## begin PROVIDED INFORMATION

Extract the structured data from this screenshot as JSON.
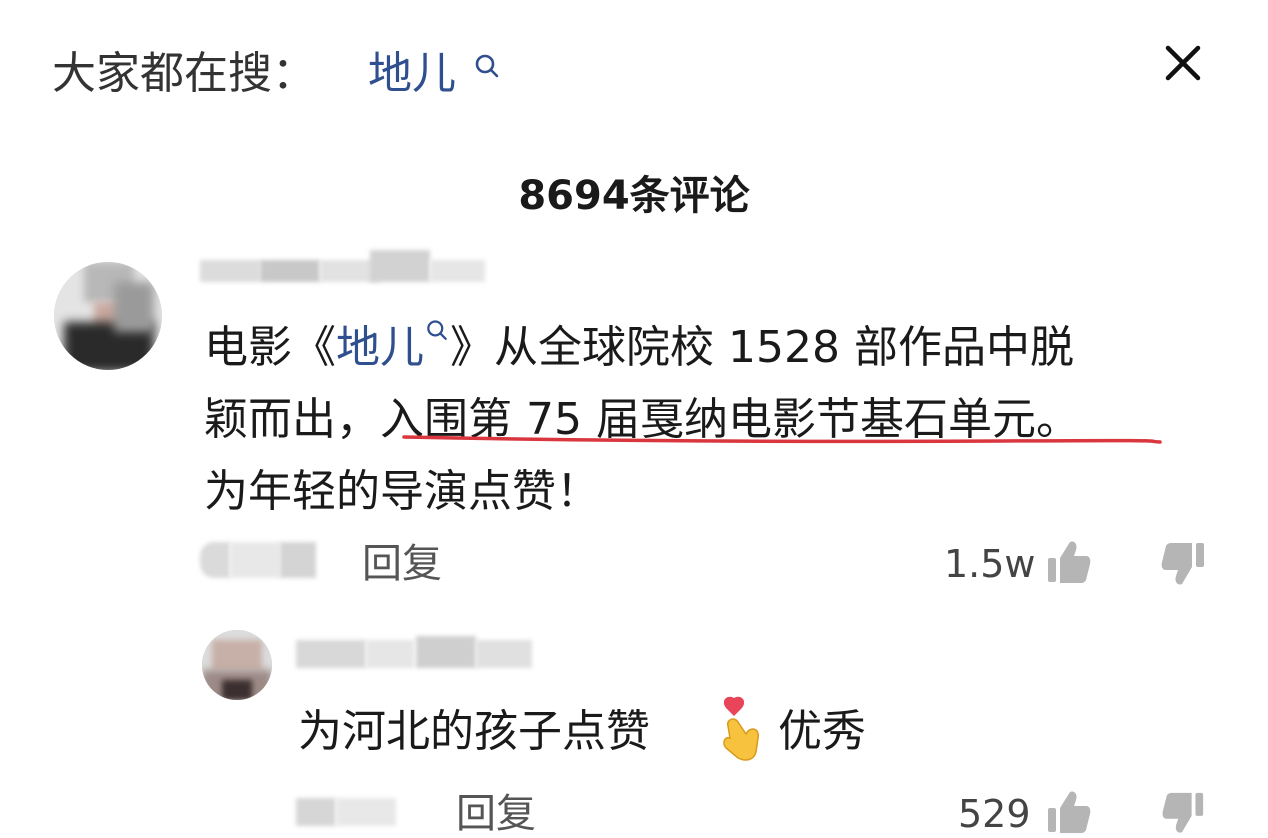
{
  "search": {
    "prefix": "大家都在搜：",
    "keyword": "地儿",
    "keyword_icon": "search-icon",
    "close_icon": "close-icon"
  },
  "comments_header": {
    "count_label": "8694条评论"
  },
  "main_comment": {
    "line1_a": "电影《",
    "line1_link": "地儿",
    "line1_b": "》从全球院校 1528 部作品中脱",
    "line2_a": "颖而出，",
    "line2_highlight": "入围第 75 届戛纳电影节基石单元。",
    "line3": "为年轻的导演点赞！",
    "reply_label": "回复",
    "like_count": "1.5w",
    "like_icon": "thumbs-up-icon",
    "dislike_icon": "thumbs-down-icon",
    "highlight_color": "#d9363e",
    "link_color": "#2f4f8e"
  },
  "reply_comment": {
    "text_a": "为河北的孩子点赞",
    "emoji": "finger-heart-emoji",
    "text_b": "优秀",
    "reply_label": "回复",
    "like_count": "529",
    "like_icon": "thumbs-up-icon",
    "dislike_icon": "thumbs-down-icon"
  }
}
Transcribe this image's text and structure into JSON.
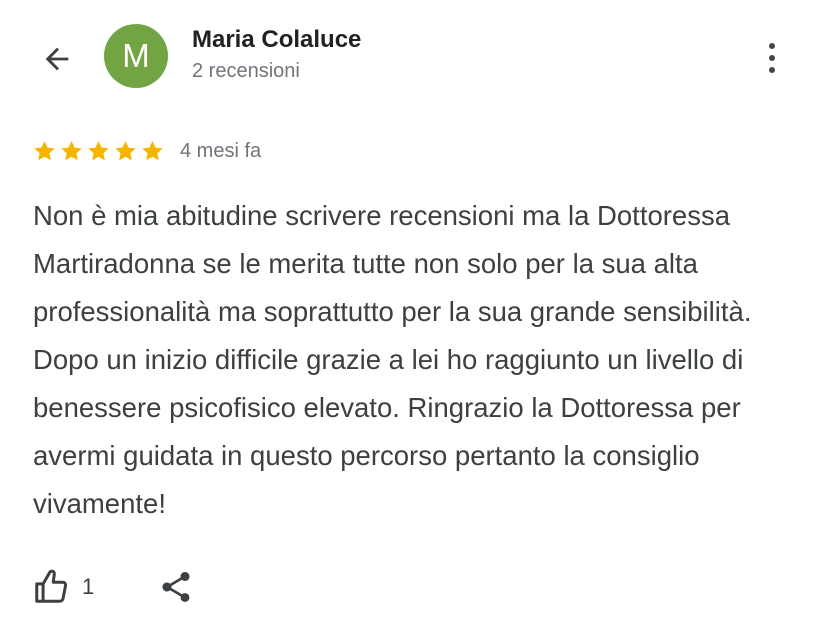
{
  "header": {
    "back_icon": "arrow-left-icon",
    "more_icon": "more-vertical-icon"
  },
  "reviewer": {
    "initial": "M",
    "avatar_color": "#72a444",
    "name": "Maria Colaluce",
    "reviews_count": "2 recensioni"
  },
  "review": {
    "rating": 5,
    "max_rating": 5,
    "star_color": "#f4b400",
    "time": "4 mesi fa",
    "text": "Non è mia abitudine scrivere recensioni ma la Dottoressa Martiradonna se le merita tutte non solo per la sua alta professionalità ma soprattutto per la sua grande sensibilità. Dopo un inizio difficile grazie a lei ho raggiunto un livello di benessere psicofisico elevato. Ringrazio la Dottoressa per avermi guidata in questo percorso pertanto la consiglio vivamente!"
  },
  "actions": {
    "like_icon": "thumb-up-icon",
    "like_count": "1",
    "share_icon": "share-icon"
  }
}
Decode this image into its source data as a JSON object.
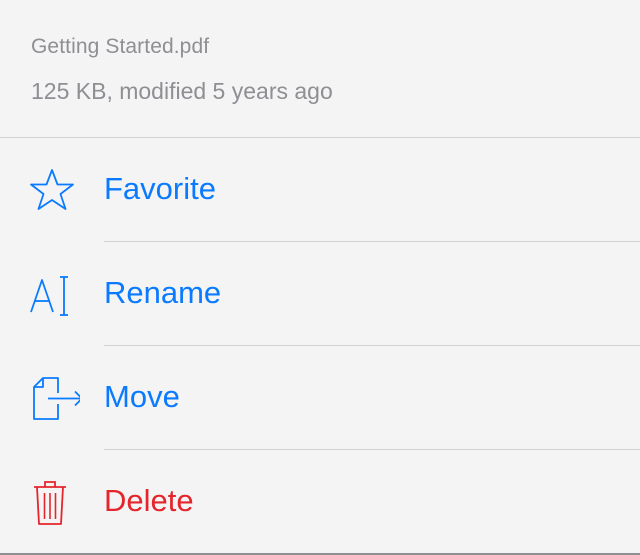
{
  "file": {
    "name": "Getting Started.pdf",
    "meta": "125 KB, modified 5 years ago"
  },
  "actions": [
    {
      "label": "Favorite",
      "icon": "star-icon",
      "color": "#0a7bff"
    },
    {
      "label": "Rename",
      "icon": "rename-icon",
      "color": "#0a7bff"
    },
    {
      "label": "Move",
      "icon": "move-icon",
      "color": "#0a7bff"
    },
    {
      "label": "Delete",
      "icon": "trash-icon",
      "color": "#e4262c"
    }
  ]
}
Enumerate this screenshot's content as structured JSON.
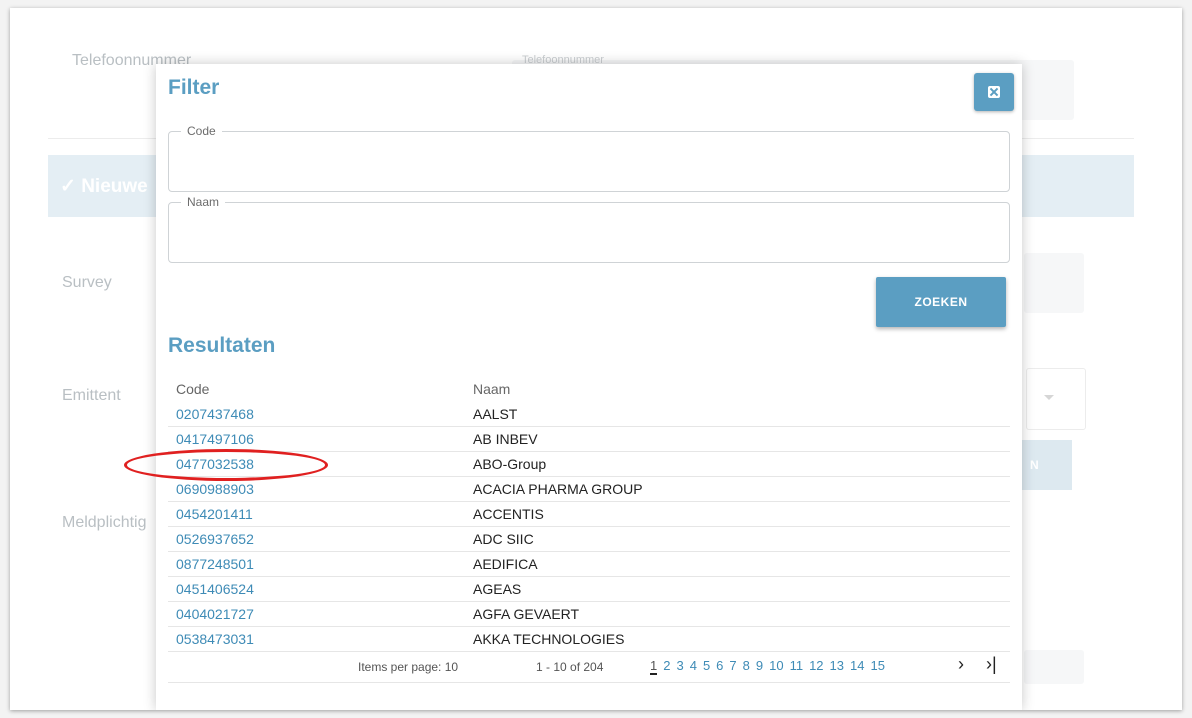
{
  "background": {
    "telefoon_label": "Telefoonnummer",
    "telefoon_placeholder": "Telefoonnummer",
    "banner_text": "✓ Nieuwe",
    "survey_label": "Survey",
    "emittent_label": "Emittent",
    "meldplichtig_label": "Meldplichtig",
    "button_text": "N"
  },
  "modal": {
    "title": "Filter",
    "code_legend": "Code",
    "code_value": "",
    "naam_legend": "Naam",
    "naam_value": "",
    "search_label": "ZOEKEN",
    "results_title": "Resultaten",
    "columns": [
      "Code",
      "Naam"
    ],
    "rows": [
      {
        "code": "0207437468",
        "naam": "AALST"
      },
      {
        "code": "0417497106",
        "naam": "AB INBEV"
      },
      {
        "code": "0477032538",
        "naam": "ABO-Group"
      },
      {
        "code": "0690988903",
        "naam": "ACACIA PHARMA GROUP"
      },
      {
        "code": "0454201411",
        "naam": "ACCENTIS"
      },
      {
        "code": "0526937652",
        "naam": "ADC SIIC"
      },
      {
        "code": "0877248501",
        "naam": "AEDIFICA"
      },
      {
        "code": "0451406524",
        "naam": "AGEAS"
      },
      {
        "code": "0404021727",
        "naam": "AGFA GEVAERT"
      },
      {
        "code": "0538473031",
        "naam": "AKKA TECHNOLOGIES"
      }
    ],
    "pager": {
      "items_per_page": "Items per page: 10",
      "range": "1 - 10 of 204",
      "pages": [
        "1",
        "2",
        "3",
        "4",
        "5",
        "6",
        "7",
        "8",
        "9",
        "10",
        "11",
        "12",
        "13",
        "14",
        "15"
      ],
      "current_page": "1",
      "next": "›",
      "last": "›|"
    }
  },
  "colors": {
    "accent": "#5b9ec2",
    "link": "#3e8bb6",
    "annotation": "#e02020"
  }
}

## end PROVIDED INFORMATION
## begin PROVIDED INFORMATION

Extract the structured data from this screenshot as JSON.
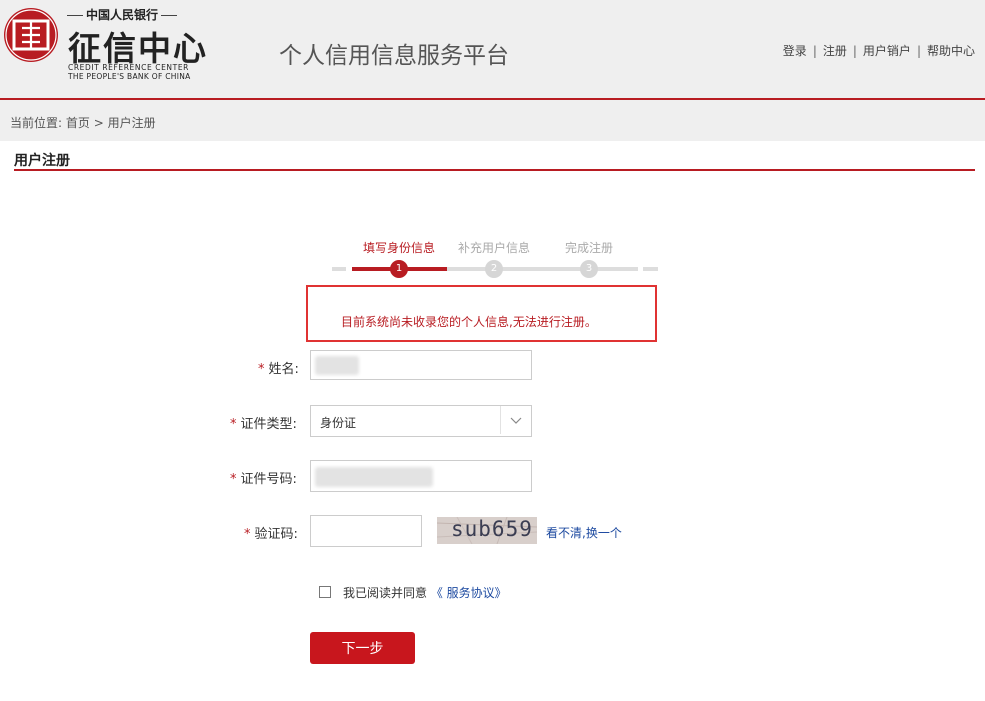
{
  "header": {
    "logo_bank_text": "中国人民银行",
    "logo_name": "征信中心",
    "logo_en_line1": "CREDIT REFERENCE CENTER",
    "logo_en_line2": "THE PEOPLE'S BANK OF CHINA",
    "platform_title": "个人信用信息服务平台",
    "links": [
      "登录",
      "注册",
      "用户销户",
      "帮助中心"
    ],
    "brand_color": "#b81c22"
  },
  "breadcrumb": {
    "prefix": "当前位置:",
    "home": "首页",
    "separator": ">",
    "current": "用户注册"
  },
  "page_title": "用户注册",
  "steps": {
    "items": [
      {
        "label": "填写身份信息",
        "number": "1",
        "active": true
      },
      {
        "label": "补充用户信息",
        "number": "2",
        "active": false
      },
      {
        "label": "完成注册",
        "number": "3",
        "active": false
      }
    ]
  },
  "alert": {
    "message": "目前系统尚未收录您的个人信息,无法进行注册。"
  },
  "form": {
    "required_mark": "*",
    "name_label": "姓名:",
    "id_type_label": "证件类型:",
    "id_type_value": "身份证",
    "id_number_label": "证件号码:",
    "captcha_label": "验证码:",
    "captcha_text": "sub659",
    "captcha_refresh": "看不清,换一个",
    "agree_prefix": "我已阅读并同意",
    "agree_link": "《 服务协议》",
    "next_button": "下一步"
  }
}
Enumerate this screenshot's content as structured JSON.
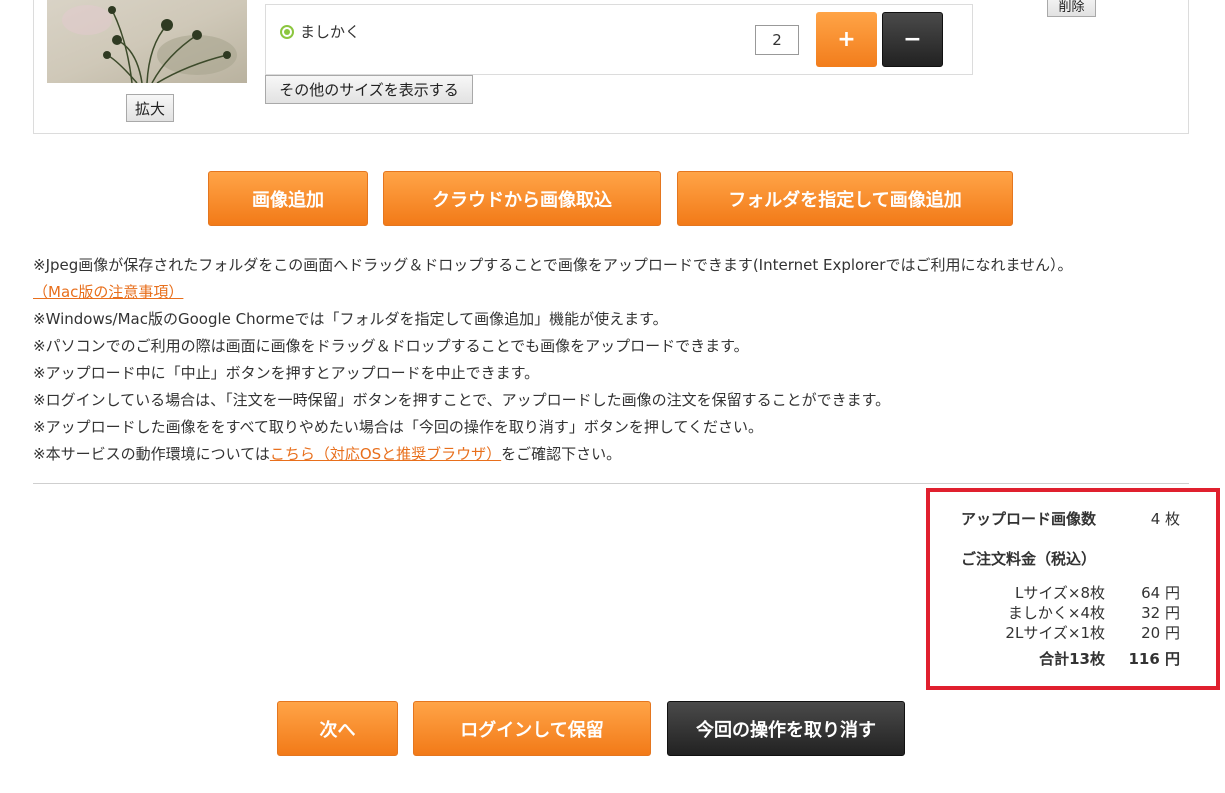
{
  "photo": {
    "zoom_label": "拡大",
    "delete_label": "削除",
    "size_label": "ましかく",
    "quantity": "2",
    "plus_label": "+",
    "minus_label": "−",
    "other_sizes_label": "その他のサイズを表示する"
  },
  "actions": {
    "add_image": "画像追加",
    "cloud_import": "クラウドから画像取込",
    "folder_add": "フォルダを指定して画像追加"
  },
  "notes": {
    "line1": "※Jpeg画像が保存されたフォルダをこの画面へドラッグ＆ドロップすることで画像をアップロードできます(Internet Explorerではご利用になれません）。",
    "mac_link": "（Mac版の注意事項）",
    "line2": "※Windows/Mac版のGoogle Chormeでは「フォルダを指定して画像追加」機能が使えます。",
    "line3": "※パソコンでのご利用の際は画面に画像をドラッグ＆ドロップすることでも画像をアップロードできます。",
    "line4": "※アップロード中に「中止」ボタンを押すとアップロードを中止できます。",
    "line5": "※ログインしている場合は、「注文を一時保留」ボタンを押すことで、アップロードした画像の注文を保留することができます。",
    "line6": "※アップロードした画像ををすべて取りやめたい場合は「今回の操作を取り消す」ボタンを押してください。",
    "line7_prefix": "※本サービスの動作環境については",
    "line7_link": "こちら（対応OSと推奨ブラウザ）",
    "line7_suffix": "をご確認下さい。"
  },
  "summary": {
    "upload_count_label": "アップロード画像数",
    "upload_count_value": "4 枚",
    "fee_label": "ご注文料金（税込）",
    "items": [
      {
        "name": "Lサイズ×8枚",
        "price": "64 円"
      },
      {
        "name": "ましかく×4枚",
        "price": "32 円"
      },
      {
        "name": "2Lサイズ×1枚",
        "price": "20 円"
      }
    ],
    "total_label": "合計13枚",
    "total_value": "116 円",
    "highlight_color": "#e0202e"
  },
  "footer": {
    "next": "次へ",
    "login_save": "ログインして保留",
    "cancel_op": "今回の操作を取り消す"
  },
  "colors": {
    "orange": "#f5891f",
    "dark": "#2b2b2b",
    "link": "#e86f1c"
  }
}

## end PROVIDED INFORMATION
## begin PROVIDED INFORMATION

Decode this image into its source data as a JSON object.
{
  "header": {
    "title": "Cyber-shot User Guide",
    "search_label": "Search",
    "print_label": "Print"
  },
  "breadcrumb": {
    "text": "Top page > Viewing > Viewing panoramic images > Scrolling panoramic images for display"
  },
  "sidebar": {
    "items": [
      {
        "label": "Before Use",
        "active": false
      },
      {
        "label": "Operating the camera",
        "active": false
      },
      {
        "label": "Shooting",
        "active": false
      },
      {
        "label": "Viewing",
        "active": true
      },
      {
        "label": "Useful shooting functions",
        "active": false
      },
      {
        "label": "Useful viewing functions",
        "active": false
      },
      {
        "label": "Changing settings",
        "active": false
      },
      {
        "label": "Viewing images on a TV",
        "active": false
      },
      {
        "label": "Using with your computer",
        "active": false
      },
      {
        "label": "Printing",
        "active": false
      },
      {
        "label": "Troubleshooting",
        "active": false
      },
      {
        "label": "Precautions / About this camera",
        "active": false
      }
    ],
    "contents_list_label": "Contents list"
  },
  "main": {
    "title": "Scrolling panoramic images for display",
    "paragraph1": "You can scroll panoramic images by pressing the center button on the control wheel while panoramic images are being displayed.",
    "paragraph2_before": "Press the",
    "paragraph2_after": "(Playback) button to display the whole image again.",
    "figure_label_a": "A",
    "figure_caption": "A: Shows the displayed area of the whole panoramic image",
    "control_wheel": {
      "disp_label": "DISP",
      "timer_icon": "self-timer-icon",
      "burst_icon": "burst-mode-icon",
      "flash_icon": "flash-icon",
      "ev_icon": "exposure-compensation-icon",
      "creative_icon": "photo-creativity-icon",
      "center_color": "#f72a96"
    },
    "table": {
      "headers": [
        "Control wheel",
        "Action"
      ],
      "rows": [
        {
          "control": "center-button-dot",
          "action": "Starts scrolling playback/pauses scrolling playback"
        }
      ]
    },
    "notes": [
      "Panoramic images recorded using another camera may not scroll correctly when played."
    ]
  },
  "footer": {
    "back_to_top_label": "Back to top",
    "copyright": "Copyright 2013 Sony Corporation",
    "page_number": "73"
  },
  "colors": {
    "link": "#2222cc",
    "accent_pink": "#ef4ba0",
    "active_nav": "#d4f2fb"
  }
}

## end PROVIDED INFORMATION

● **TASK REQUIREMENTS**
Using the listing, collect all lines in which the string "recensioni" is found.

● **SOLVED EXERCISE**
    "reviews_count": "2 recensioni"
    "text": "Non è mia abitudine scrivere recensioni ma la Dottoressa Martiradonna se le merita tutte non solo per la sua alta professionalità ma soprattutto per la sua grande sensibilità. Dopo un inizio difficile grazie a lei ho raggiunto un livello di benessere psicofisico elevato. Ringrazio la Dottoressa per avermi guidata in questo percorso pertanto la consiglio vivamente!"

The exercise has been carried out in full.